Reputation: 6209
I capture an IPv4 packet in an app like ToyVpn To make sure I handle the read packet correctly I was told to save it and the response I create to a pcap file and open it in WireShark.
I use jnetpcap-1.3.0-1.win64
As for writing to the file, I found an answer on https://stackoverflow.com/a/19170377/1065835
Both examples from http://jnetpcap.com/node/69 throw the same NPE here:
PcapDumper dumper = pcap.dumpOpen(ofile); // output file
Is it possible to do what I'm trying to do?
This is my code:
StringBuilder errbuf = new StringBuilder();
String fname = "test-afs.pcap";
new File(fname).createNewFile();
Pcap pcap = Pcap.openOffline(fname, errbuf);
String ofile = "tmp-capture-file.cap";
new File(ofile).createNewFile();
PcapDumper dumper = pcap.dumpOpen(ofile); // output file
pcap.loop(10, dumper); // Special native dumper call to loop
File file = new File(ofile);
System.out.printf("%s file has %d bytes in it!\n", ofile, file.length());
dumper.close(); // Won't be able to delete without explicit close
pcap.close();
Upvotes: 1
Views: 1824
Reputation: 16060
The JavaDoc for Pcap.dumpOpen()

-- Provided data --
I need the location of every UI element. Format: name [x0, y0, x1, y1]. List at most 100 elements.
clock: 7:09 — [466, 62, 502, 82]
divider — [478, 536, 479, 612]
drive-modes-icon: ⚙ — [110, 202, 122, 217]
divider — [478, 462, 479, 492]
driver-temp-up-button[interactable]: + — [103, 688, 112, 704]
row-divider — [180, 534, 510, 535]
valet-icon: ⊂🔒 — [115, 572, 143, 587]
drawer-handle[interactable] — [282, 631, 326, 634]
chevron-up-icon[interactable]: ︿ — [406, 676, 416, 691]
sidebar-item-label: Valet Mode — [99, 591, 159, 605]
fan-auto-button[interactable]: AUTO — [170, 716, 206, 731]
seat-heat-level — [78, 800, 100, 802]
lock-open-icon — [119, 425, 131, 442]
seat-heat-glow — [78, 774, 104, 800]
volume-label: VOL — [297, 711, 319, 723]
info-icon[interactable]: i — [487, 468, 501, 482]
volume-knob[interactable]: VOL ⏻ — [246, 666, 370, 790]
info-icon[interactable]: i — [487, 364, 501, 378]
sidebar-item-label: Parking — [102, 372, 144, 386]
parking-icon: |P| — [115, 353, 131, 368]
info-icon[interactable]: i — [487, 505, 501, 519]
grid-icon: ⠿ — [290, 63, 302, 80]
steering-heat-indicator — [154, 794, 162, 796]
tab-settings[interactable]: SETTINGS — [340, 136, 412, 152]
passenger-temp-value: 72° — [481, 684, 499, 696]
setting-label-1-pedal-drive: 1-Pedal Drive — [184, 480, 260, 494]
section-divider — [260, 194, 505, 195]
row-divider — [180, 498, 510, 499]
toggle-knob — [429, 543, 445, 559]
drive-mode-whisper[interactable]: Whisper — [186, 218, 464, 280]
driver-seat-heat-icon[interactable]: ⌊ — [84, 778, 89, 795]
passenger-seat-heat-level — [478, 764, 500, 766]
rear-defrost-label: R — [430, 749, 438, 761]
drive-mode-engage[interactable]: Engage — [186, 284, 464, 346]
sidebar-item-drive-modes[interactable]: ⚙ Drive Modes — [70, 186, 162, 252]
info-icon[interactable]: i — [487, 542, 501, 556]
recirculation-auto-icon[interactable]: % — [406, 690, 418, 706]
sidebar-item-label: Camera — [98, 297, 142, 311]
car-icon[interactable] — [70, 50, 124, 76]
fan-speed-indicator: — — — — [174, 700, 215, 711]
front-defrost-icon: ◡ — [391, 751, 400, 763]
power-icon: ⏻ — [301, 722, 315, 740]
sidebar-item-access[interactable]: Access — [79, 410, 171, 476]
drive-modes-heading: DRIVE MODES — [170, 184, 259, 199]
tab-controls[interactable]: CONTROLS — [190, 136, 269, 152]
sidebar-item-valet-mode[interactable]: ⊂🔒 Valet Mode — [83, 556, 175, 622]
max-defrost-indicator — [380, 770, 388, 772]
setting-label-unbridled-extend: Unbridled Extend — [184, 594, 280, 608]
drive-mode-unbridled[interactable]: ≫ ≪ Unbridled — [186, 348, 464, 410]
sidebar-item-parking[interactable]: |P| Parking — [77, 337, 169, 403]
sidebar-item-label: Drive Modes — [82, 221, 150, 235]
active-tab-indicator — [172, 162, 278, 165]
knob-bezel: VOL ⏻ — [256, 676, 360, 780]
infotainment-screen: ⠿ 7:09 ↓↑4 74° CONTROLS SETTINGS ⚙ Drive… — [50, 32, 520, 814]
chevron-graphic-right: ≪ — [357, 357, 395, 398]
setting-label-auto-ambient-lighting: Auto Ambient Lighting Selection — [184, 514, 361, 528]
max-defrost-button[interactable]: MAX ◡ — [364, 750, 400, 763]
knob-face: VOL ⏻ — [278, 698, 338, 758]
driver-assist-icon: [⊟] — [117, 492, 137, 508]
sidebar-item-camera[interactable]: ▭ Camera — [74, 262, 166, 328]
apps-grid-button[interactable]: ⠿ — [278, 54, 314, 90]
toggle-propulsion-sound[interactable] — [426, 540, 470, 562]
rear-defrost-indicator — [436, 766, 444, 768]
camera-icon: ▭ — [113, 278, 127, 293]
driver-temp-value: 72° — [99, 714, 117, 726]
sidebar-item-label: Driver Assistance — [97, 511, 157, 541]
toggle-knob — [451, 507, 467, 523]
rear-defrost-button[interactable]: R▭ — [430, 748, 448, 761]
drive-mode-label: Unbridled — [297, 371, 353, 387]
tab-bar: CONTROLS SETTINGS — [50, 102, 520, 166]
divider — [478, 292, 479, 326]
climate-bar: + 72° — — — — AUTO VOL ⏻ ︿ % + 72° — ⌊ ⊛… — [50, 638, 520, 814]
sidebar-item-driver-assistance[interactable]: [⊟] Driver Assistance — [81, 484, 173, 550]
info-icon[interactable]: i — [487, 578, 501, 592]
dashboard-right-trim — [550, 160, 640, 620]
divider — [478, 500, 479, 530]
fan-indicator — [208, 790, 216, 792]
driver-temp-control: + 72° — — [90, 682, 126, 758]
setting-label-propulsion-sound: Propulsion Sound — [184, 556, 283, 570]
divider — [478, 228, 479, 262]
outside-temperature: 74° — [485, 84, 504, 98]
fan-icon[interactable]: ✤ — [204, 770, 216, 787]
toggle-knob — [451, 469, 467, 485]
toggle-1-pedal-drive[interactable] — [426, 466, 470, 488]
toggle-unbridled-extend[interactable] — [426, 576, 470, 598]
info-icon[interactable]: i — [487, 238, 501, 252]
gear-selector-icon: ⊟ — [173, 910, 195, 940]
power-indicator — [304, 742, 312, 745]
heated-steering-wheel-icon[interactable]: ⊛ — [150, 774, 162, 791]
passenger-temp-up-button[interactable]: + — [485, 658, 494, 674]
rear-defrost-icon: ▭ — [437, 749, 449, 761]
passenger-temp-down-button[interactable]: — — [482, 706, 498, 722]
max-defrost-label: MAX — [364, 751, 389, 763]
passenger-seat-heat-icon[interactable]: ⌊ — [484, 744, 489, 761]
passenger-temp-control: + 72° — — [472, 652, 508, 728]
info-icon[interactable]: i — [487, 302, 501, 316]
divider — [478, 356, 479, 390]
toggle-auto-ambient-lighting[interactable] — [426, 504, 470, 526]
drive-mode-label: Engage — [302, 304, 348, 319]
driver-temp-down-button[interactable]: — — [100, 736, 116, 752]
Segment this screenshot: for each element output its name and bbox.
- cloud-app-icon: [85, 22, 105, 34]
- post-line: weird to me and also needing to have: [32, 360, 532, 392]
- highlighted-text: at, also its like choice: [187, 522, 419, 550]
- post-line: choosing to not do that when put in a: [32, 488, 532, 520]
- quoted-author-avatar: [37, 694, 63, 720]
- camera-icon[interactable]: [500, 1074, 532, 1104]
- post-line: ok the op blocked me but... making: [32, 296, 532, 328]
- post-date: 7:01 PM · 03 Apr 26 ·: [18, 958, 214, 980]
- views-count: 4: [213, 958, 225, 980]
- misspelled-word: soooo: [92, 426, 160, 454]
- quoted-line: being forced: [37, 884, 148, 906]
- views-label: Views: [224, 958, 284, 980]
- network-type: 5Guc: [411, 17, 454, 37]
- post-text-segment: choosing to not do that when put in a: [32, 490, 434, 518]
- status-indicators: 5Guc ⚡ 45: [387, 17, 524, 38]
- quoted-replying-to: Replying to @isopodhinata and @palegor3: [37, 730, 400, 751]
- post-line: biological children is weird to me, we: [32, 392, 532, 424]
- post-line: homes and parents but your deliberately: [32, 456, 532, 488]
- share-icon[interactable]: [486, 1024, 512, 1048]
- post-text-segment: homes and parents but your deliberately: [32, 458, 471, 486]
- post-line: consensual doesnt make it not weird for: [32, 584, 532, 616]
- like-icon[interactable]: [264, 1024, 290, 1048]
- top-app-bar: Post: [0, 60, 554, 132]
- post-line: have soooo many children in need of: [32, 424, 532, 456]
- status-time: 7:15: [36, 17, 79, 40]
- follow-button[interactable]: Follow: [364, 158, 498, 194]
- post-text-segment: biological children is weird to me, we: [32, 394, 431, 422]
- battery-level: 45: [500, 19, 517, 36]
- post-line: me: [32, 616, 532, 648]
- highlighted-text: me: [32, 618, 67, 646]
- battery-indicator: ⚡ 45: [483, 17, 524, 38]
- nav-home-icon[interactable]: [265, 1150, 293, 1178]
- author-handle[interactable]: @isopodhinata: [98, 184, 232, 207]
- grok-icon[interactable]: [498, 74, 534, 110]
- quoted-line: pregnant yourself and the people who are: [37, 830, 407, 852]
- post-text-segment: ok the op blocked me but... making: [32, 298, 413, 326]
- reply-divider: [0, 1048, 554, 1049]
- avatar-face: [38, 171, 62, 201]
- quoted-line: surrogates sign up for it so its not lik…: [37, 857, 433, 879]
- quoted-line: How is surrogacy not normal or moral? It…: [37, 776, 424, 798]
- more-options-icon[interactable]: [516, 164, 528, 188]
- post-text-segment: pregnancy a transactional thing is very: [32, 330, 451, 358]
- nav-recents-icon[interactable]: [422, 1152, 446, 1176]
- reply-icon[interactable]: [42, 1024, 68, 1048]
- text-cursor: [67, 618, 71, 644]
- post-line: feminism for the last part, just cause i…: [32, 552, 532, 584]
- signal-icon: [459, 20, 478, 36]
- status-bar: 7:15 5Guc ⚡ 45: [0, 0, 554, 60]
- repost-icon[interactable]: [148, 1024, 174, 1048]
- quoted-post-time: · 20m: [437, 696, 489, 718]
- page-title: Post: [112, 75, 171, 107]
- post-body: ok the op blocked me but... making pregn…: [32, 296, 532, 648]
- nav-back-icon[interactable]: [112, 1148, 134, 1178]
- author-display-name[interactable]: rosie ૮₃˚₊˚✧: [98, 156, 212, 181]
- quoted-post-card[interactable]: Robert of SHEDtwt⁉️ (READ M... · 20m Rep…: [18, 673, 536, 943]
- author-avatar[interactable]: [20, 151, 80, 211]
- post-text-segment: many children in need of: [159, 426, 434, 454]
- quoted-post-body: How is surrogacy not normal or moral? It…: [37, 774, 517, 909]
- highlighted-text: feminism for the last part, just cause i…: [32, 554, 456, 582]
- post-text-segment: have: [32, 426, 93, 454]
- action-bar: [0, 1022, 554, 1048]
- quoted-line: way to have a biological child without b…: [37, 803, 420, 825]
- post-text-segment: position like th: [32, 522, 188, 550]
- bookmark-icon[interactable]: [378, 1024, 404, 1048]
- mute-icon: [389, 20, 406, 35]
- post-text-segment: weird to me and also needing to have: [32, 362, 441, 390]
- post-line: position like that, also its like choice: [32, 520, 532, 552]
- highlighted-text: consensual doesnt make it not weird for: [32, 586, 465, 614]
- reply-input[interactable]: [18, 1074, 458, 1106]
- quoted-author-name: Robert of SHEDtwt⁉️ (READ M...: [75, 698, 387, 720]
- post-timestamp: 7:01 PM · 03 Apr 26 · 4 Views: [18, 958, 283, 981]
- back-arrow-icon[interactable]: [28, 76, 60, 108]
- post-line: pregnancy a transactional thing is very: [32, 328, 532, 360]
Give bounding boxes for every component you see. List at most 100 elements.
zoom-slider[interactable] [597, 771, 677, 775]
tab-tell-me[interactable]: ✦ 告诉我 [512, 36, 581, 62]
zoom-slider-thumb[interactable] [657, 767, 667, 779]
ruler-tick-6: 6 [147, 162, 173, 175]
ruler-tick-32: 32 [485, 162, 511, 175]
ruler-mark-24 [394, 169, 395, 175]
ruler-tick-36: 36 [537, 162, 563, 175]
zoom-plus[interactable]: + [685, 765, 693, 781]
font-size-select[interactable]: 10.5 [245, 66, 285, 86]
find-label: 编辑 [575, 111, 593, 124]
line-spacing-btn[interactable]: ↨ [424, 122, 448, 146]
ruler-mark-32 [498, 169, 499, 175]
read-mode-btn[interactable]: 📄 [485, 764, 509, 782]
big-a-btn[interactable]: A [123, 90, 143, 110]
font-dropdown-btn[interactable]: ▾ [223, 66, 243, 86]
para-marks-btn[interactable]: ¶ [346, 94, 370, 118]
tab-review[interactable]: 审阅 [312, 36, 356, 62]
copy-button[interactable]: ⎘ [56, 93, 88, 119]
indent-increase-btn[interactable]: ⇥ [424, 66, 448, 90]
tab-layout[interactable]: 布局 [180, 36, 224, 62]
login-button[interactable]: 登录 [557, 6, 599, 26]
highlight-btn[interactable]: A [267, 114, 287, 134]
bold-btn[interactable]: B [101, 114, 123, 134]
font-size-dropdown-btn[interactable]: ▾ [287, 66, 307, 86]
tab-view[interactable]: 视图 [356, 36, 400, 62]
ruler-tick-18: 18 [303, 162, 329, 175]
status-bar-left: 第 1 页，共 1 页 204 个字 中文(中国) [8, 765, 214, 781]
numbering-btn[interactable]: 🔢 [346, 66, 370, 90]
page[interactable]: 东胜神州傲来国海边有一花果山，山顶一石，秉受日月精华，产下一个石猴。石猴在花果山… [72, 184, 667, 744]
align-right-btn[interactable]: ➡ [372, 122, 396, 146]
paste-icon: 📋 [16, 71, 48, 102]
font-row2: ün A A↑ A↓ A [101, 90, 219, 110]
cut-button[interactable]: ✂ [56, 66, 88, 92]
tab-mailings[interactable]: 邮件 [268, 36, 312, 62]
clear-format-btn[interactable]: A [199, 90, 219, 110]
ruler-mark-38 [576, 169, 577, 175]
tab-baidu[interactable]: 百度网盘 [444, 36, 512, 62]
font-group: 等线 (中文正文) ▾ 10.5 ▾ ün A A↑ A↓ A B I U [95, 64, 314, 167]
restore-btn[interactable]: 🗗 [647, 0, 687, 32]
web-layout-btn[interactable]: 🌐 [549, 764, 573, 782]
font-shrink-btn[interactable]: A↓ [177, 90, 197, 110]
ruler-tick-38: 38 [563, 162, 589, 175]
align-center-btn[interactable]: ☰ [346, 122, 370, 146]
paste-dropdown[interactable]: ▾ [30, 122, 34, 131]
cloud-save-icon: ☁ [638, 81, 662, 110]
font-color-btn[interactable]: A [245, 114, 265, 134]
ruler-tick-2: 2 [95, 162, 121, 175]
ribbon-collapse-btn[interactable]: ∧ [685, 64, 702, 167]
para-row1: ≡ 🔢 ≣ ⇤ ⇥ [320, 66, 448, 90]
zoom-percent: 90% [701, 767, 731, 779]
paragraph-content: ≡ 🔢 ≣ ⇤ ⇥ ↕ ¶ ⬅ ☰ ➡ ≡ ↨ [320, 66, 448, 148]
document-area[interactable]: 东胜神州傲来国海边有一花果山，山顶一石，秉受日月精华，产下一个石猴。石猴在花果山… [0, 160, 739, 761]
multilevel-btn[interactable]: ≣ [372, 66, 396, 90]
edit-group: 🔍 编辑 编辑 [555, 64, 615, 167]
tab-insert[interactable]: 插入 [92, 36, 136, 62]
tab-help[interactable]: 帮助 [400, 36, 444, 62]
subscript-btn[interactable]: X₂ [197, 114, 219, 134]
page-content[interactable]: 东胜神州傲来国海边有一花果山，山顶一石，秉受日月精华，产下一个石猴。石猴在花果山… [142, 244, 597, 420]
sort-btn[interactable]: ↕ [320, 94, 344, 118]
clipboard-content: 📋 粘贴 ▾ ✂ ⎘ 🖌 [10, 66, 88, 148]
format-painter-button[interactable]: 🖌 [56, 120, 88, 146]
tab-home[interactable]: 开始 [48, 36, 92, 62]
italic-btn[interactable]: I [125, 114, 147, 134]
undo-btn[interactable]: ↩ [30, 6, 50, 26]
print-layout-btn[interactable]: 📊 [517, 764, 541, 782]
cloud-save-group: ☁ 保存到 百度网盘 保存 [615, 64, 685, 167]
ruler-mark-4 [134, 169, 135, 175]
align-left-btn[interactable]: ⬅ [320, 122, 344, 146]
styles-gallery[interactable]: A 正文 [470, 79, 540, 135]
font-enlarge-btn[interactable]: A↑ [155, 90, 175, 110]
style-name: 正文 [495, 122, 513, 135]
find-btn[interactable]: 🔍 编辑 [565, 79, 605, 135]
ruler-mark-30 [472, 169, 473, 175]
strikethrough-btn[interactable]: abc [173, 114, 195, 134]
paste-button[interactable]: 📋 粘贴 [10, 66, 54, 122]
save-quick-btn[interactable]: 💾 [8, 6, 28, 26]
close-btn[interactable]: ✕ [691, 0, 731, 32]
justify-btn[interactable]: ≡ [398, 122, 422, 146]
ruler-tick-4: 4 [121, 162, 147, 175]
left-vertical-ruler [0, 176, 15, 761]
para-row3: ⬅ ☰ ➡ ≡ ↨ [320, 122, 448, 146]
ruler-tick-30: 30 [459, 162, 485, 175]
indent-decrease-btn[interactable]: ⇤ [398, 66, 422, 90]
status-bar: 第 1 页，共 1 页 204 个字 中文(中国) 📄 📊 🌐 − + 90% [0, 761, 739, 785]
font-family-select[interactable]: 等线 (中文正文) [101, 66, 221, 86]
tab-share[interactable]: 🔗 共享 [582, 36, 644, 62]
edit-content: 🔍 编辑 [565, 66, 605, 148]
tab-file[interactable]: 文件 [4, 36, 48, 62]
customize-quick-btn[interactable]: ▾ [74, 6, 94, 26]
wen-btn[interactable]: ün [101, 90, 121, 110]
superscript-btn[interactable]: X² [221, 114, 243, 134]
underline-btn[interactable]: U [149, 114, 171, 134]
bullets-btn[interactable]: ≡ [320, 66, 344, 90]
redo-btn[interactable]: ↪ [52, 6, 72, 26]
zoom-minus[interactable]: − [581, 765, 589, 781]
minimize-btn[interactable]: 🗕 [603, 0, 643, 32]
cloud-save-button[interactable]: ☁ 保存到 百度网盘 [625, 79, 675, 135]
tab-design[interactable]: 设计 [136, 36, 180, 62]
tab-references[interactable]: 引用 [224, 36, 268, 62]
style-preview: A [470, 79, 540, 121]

-- Activities --
(1) In the jnetpcap post, which jnetpcap build is being used?
(2) Reproduce the jnetpcap post from "Reputation: 6209" up to and including "it in WireShark.".
(3) Write the next part of the jnetpcap post, picking up right after its last line.

-- Responses to the exercise --
(1) jnetpcap-1.3.0-1.win64

(2)
Reputation: 6209
I capture an IPv4 packet in an app like ToyVpn To make sure I handle the read packet correctly I was told to save it and the response I create to a pcap file and open it in WireShark.

(3)
states
Parameters:
fname
- specifies the name of the file to open; currently the libpcap option to open stdout by using "-" as a string, is not supported by jNetPcap
You're creating the very file that Pcap is going to open in the next LoC. That's not going to work, I think...:
String ofile = "tmp-capture-file.cap";
new File(ofile).createNewFile();
PcapDumper dumper = pcap.dumpOpen(ofile); // output file - BUT IT EXISTS!
In either case, you might get lucky surrounding the line with a try
-catch
and see if Pcap.getErr()
has anything meaningful in the catch
clause, but I'm betting on an already-exists issue.